→ The task: Pick out every line of the listing that contains the string "data" and copy each one.

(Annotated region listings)

* * * * * * * * *

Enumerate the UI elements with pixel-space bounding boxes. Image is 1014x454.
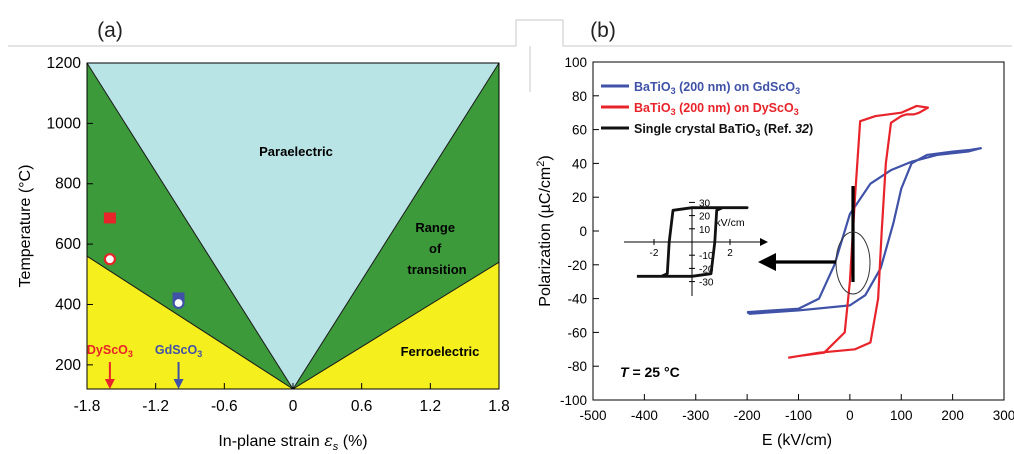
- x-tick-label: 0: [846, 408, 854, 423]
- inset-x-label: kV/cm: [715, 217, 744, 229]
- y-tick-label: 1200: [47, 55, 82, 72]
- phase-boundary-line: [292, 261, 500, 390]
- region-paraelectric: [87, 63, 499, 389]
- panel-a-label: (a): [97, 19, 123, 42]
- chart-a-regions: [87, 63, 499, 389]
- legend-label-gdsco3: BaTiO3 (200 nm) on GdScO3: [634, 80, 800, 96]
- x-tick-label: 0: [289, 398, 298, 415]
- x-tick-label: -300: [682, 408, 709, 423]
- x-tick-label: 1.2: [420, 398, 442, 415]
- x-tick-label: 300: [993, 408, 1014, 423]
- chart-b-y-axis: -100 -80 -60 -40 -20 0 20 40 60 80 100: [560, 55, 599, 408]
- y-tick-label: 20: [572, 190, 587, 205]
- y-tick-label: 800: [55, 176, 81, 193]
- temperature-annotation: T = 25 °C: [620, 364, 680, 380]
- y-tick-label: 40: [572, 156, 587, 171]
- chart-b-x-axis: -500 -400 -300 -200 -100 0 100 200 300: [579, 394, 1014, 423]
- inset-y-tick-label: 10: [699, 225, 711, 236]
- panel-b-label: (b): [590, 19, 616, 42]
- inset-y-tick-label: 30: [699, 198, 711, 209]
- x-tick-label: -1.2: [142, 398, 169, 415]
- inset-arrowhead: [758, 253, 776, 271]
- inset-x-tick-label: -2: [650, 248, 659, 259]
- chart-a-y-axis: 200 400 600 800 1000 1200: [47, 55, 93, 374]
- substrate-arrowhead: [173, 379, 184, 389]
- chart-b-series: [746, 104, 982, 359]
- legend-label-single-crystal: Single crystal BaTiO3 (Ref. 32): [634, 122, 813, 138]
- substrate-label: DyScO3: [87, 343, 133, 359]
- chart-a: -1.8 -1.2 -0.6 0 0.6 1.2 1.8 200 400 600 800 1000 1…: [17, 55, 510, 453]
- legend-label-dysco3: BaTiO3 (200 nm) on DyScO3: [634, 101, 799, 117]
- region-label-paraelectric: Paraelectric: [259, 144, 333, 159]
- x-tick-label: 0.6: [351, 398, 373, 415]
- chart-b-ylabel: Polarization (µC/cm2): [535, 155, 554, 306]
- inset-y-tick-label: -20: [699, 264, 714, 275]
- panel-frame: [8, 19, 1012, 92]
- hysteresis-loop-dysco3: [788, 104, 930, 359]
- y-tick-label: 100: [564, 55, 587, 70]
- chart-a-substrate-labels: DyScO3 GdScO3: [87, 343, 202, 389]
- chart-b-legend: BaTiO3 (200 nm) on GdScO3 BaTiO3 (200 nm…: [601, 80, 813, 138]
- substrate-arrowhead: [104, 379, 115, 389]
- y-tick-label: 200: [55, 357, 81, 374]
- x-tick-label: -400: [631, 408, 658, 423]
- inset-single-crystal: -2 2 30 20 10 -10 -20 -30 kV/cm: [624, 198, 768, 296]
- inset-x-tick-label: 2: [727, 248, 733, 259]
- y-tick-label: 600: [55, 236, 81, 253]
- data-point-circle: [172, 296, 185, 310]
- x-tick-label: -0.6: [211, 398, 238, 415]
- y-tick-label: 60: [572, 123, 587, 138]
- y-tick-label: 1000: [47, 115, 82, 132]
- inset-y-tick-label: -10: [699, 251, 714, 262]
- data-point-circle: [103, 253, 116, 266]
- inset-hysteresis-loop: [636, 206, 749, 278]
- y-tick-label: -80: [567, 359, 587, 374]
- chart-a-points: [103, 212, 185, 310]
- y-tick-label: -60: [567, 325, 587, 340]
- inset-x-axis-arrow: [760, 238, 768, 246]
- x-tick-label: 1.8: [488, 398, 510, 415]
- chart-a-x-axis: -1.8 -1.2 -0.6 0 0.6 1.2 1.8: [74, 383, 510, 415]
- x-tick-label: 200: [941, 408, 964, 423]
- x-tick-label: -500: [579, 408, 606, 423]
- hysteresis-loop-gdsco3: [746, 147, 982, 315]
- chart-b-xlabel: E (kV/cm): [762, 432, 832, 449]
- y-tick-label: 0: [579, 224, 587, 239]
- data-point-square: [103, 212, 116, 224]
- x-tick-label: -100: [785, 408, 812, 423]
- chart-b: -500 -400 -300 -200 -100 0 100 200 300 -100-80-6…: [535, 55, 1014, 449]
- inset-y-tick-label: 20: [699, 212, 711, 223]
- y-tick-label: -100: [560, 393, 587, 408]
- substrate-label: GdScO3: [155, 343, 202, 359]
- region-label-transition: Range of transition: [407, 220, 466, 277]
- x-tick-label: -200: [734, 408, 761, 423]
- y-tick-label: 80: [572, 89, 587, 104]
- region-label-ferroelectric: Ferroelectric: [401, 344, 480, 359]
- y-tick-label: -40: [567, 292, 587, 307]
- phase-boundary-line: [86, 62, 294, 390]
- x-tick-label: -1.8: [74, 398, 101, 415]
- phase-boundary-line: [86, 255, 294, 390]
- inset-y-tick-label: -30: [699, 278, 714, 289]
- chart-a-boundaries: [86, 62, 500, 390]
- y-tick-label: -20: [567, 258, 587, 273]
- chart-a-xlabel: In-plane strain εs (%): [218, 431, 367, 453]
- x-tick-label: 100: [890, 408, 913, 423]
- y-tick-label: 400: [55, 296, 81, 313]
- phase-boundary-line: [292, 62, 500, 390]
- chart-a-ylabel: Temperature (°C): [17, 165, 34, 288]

* * * * * * * * *

→ Task output:
- data-point-circle: [172, 296, 185, 310]
- data-point-circle: [103, 253, 116, 266]
- data-point-square: [103, 212, 116, 224]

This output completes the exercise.